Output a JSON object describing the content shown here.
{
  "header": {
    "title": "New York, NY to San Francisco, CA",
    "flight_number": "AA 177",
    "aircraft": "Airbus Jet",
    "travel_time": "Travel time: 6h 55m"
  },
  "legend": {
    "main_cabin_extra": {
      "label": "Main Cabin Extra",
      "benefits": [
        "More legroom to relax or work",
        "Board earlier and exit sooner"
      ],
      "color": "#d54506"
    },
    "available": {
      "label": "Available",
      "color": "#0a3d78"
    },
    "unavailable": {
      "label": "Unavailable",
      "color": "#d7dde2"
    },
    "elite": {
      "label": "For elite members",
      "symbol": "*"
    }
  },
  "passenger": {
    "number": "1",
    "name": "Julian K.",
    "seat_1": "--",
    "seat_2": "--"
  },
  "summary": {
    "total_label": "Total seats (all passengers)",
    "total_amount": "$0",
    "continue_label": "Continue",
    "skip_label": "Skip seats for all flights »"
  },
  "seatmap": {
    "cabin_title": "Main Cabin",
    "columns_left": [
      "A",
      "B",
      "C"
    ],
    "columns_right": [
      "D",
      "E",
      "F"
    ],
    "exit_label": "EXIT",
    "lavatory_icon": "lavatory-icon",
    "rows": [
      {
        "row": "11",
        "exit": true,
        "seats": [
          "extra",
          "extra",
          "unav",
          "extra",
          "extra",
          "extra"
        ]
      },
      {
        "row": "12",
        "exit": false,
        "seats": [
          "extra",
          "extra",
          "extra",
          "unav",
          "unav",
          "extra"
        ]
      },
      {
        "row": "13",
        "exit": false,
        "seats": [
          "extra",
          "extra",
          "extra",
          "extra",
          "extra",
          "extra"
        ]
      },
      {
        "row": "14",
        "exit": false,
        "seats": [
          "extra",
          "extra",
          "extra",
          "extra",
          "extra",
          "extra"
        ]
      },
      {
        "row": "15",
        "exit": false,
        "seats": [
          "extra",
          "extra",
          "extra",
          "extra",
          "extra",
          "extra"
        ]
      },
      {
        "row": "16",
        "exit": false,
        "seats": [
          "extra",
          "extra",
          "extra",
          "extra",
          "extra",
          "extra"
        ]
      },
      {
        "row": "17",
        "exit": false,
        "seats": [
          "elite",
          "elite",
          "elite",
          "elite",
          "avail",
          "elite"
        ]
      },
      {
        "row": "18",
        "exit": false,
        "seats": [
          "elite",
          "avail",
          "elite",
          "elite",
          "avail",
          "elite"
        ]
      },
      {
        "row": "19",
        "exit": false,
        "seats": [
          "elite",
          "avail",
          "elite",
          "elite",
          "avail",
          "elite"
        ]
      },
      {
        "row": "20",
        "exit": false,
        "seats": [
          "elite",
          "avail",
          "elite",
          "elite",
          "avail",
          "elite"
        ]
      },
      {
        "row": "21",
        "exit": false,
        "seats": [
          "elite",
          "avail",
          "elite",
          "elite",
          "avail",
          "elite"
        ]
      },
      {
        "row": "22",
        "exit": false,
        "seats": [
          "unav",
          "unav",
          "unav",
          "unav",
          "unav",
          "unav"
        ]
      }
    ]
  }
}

━━━━━━━━

§ **The problem**: Repeat the data above exactly.

§ **Exercise output**:
Output a JSON object describing the content shown here.
{
  "header": {
    "title": "New York, NY to San Francisco, CA",
    "flight_number": "AA 177",
    "aircraft": "Airbus Jet",
    "travel_time": "Travel time: 6h 55m"
  },
  "legend": {
    "main_cabin_extra": {
      "label": "Main Cabin Extra",
      "benefits": [
        "More legroom to relax or work",
        "Board earlier and exit sooner"
      ],
      "color": "#d54506"
    },
    "available": {
      "label": "Available",
      "color": "#0a3d78"
    },
    "unavailable": {
      "label": "Unavailable",
      "color": "#d7dde2"
    },
    "elite": {
      "label": "For elite members",
      "symbol": "*"
    }
  },
  "passenger": {
    "number": "1",
    "name": "Julian K.",
    "seat_1": "--",
    "seat_2": "--"
  },
  "summary": {
    "total_label": "Total seats (all passengers)",
    "total_amount": "$0",
    "continue_label": "Continue",
    "skip_label": "Skip seats for all flights »"
  },
  "seatmap": {
    "cabin_title": "Main Cabin",
    "columns_left": [
      "A",
      "B",
      "C"
    ],
    "columns_right": [
      "D",
      "E",
      "F"
    ],
    "exit_label": "EXIT",
    "lavatory_icon": "lavatory-icon",
    "rows": [
      {
        "row": "11",
        "exit": true,
        "seats": [
          "extra",
          "extra",
          "unav",
          "extra",
          "extra",
          "extra"
        ]
      },
      {
        "row": "12",
        "exit": false,
        "seats": [
          "extra",
          "extra",
          "extra",
          "unav",
          "unav",
          "extra"
        ]
      },
      {
        "row": "13",
        "exit": false,
        "seats": [
          "extra",
          "extra",
          "extra",
          "extra",
          "extra",
          "extra"
        ]
      },
      {
        "row": "14",
        "exit": false,
        "seats": [
          "extra",
          "extra",
          "extra",
          "extra",
          "extra",
          "extra"
        ]
      },
      {
        "row": "15",
        "exit": false,
        "seats": [
          "extra",
          "extra",
          "extra",
          "extra",
          "extra",
          "extra"
        ]
      },
      {
        "row": "16",
        "exit": false,
        "seats": [
          "extra",
          "extra",
          "extra",
          "extra",
          "extra",
          "extra"
        ]
      },
      {
        "row": "17",
        "exit": false,
        "seats": [
          "elite",
          "elite",
          "elite",
          "elite",
          "avail",
          "elite"
        ]
      },
      {
        "row": "18",
        "exit": false,
        "seats": [
          "elite",
          "avail",
          "elite",
          "elite",
          "avail",
          "elite"
        ]
      },
      {
        "row": "19",
        "exit": false,
        "seats": [
          "elite",
          "avail",
          "elite",
          "elite",
          "avail",
          "elite"
        ]
      },
      {
        "row": "20",
        "exit": false,
        "seats": [
          "elite",
          "avail",
          "elite",
          "elite",
          "avail",
          "elite"
        ]
      },
      {
        "row": "21",
        "exit": false,
        "seats": [
          "elite",
          "avail",
          "elite",
          "elite",
          "avail",
          "elite"
        ]
      },
      {
        "row": "22",
        "exit": false,
        "seats": [
          "unav",
          "unav",
          "unav",
          "unav",
          "unav",
          "unav"
        ]
      }
    ]
  }
}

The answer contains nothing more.